• Your objective: Keep only the lines where "name" appears.

(Records from a collection of figures)
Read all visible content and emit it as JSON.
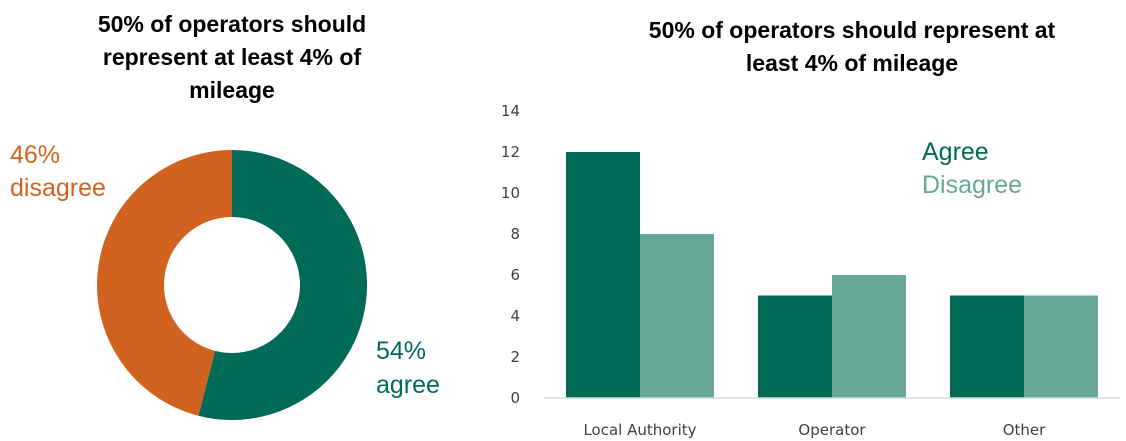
{
  "colors": {
    "agree": "#006a58",
    "disagree": "#d2621f",
    "disagree_bar": "#66a797"
  },
  "chart_data": [
    {
      "type": "pie",
      "title": "50% of operators should represent at least 4% of mileage",
      "title_lines": [
        "50% of operators should",
        "represent at least 4% of",
        "mileage"
      ],
      "slices": [
        {
          "label_pct": "54%",
          "label_text": "agree",
          "value": 54
        },
        {
          "label_pct": "46%",
          "label_text": "disagree",
          "value": 46
        }
      ]
    },
    {
      "type": "bar",
      "title": "50% of operators should represent at least 4% of mileage",
      "title_lines": [
        "50% of operators should represent at",
        "least 4% of mileage"
      ],
      "categories": [
        "Local Authority",
        "Operator",
        "Other"
      ],
      "series": [
        {
          "name": "Agree",
          "values": [
            12,
            5,
            5
          ]
        },
        {
          "name": "Disagree",
          "values": [
            8,
            6,
            5
          ]
        }
      ],
      "ylim": [
        0,
        14
      ],
      "yticks": [
        "0",
        "2",
        "4",
        "6",
        "8",
        "10",
        "12",
        "14"
      ],
      "grid": false,
      "legend": "top-right"
    }
  ]
}
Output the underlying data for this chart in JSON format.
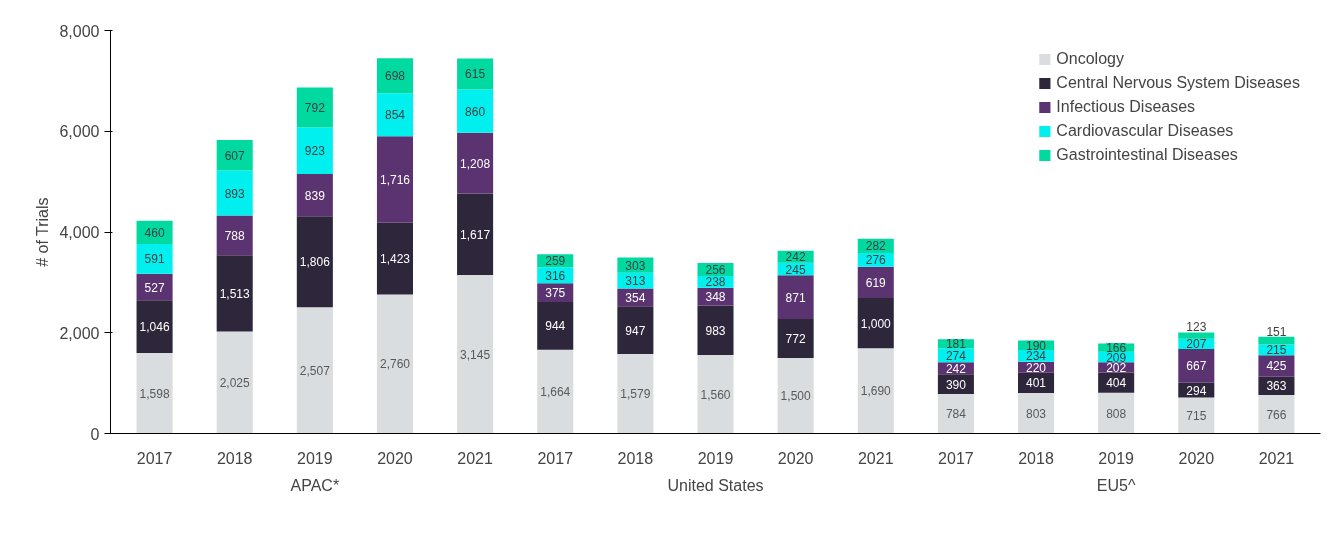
{
  "chart_data": {
    "type": "bar",
    "stacked": true,
    "ylabel": "# of Trials",
    "categories": [
      "2017",
      "2018",
      "2019",
      "2020",
      "2021",
      "2017",
      "2018",
      "2019",
      "2020",
      "2021",
      "2017",
      "2018",
      "2019",
      "2020",
      "2021"
    ],
    "series": [
      {
        "name": "Oncology",
        "color": "#d9dde0",
        "values": [
          1598,
          2025,
          2507,
          2760,
          3145,
          1664,
          1579,
          1560,
          1500,
          1690,
          784,
          803,
          808,
          715,
          766
        ],
        "value_labels": [
          "1,598",
          "2,025",
          "2,507",
          "2,760",
          "3,145",
          "1,664",
          "1,579",
          "1,560",
          "1,500",
          "1,690",
          "784",
          "803",
          "808",
          "715",
          "766"
        ]
      },
      {
        "name": "Central Nervous System Diseases",
        "color": "#2e263b",
        "values": [
          1046,
          1513,
          1806,
          1423,
          1617,
          944,
          947,
          983,
          772,
          1000,
          390,
          401,
          404,
          294,
          363
        ],
        "value_labels": [
          "1,046",
          "1,513",
          "1,806",
          "1,423",
          "1,617",
          "944",
          "947",
          "983",
          "772",
          "1,000",
          "390",
          "401",
          "404",
          "294",
          "363"
        ]
      },
      {
        "name": "Infectious Diseases",
        "color": "#5b3370",
        "values": [
          527,
          788,
          839,
          1716,
          1208,
          375,
          354,
          348,
          871,
          619,
          242,
          220,
          202,
          667,
          425
        ],
        "value_labels": [
          "527",
          "788",
          "839",
          "1,716",
          "1,208",
          "375",
          "354",
          "348",
          "871",
          "619",
          "242",
          "220",
          "202",
          "667",
          "425"
        ]
      },
      {
        "name": "Cardiovascular Diseases",
        "color": "#00f0f0",
        "values": [
          591,
          893,
          923,
          854,
          860,
          316,
          313,
          238,
          245,
          276,
          274,
          234,
          209,
          207,
          215
        ],
        "value_labels": [
          "591",
          "893",
          "923",
          "854",
          "860",
          "316",
          "313",
          "238",
          "245",
          "276",
          "274",
          "234",
          "209",
          "207",
          "215"
        ]
      },
      {
        "name": "Gastrointestinal Diseases",
        "color": "#00d9a0",
        "values": [
          460,
          607,
          792,
          698,
          615,
          259,
          303,
          256,
          242,
          282,
          181,
          190,
          166,
          123,
          151
        ],
        "value_labels": [
          "460",
          "607",
          "792",
          "698",
          "615",
          "259",
          "303",
          "256",
          "242",
          "282",
          "181",
          "190",
          "166",
          "123",
          "151"
        ]
      }
    ],
    "ylim": [
      0,
      8000
    ],
    "yticks": [
      {
        "value": 0,
        "label": "0"
      },
      {
        "value": 2000,
        "label": "2,000"
      },
      {
        "value": 4000,
        "label": "4,000"
      },
      {
        "value": 6000,
        "label": "6,000"
      },
      {
        "value": 8000,
        "label": "8,000"
      }
    ],
    "annotations": [
      "APAC*",
      "United States",
      "EU5^"
    ],
    "legend": "top right",
    "grid": false
  }
}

• Answer to this exercise:
          "name": "Agree",
          "name": "Disagree",
        "name": "Oncology",
        "name": "Central Nervous System Diseases",
        "name": "Infectious Diseases",
        "name": "Cardiovascular Diseases",
        "name": "Gastrointestinal Diseases",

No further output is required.